> **What to do**
Reproduce each line exactly, including spacing and punctuation.

> **Listed records**
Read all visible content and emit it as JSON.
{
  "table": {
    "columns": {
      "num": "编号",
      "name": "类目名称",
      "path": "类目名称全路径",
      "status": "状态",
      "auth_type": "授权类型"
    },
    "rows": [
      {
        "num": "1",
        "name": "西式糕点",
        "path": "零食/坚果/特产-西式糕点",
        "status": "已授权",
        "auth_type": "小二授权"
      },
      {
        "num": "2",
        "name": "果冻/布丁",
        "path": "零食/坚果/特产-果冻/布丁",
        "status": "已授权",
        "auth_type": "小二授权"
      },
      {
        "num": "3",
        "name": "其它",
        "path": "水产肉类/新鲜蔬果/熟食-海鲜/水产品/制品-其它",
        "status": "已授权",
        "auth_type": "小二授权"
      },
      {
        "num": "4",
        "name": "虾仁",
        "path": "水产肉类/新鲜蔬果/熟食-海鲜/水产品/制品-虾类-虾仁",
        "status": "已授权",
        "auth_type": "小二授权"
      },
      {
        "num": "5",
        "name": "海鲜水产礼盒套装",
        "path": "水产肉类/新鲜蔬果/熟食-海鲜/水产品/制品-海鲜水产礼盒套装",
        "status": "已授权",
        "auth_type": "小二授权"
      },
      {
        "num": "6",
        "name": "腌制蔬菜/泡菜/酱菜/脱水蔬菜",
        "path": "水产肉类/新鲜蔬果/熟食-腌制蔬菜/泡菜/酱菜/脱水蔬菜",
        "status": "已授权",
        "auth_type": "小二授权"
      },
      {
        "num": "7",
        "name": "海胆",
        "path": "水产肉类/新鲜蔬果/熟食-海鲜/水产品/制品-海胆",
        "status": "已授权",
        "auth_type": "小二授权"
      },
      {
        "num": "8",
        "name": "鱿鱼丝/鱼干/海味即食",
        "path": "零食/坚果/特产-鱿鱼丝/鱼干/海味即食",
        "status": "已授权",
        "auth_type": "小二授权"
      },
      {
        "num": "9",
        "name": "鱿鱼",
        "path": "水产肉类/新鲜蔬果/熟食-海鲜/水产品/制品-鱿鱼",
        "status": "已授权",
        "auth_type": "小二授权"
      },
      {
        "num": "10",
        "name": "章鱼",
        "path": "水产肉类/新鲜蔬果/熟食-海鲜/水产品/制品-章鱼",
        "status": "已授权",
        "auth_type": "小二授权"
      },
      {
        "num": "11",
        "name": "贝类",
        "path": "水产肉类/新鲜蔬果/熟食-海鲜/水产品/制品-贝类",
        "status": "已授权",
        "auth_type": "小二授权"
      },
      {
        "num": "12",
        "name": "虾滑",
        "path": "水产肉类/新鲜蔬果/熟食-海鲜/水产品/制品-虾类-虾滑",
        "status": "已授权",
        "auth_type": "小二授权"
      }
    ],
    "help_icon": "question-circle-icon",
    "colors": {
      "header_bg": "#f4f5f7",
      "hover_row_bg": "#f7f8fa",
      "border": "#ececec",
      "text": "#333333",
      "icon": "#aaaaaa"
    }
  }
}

> **Answer to this task**
Read all visible content and emit it as JSON.
{
  "table": {
    "columns": {
      "num": "编号",
      "name": "类目名称",
      "path": "类目名称全路径",
      "status": "状态",
      "auth_type": "授权类型"
    },
    "rows": [
      {
        "num": "1",
        "name": "西式糕点",
        "path": "零食/坚果/特产-西式糕点",
        "status": "已授权",
        "auth_type": "小二授权"
      },
      {
        "num": "2",
        "name": "果冻/布丁",
        "path": "零食/坚果/特产-果冻/布丁",
        "status": "已授权",
        "auth_type": "小二授权"
      },
      {
        "num": "3",
        "name": "其它",
        "path": "水产肉类/新鲜蔬果/熟食-海鲜/水产品/制品-其它",
        "status": "已授权",
        "auth_type": "小二授权"
      },
      {
        "num": "4",
        "name": "虾仁",
        "path": "水产肉类/新鲜蔬果/熟食-海鲜/水产品/制品-虾类-虾仁",
        "status": "已授权",
        "auth_type": "小二授权"
      },
      {
        "num": "5",
        "name": "海鲜水产礼盒套装",
        "path": "水产肉类/新鲜蔬果/熟食-海鲜/水产品/制品-海鲜水产礼盒套装",
        "status": "已授权",
        "auth_type": "小二授权"
      },
      {
        "num": "6",
        "name": "腌制蔬菜/泡菜/酱菜/脱水蔬菜",
        "path": "水产肉类/新鲜蔬果/熟食-腌制蔬菜/泡菜/酱菜/脱水蔬菜",
        "status": "已授权",
        "auth_type": "小二授权"
      },
      {
        "num": "7",
        "name": "海胆",
        "path": "水产肉类/新鲜蔬果/熟食-海鲜/水产品/制品-海胆",
        "status": "已授权",
        "auth_type": "小二授权"
      },
      {
        "num": "8",
        "name": "鱿鱼丝/鱼干/海味即食",
        "path": "零食/坚果/特产-鱿鱼丝/鱼干/海味即食",
        "status": "已授权",
        "auth_type": "小二授权"
      },
      {
        "num": "9",
        "name": "鱿鱼",
        "path": "水产肉类/新鲜蔬果/熟食-海鲜/水产品/制品-鱿鱼",
        "status": "已授权",
        "auth_type": "小二授权"
      },
      {
        "num": "10",
        "name": "章鱼",
        "path": "水产肉类/新鲜蔬果/熟食-海鲜/水产品/制品-章鱼",
        "status": "已授权",
        "auth_type": "小二授权"
      },
      {
        "num": "11",
        "name": "贝类",
        "path": "水产肉类/新鲜蔬果/熟食-海鲜/水产品/制品-贝类",
        "status": "已授权",
        "auth_type": "小二授权"
      },
      {
        "num": "12",
        "name": "虾滑",
        "path": "水产肉类/新鲜蔬果/熟食-海鲜/水产品/制品-虾类-虾滑",
        "status": "已授权",
        "auth_type": "小二授权"
      }
    ],
    "help_icon": "question-circle-icon",
    "colors": {
      "header_bg": "#f4f5f7",
      "hover_row_bg": "#f7f8fa",
      "border": "#ececec",
      "text": "#333333",
      "icon": "#aaaaaa"
    }
  }
}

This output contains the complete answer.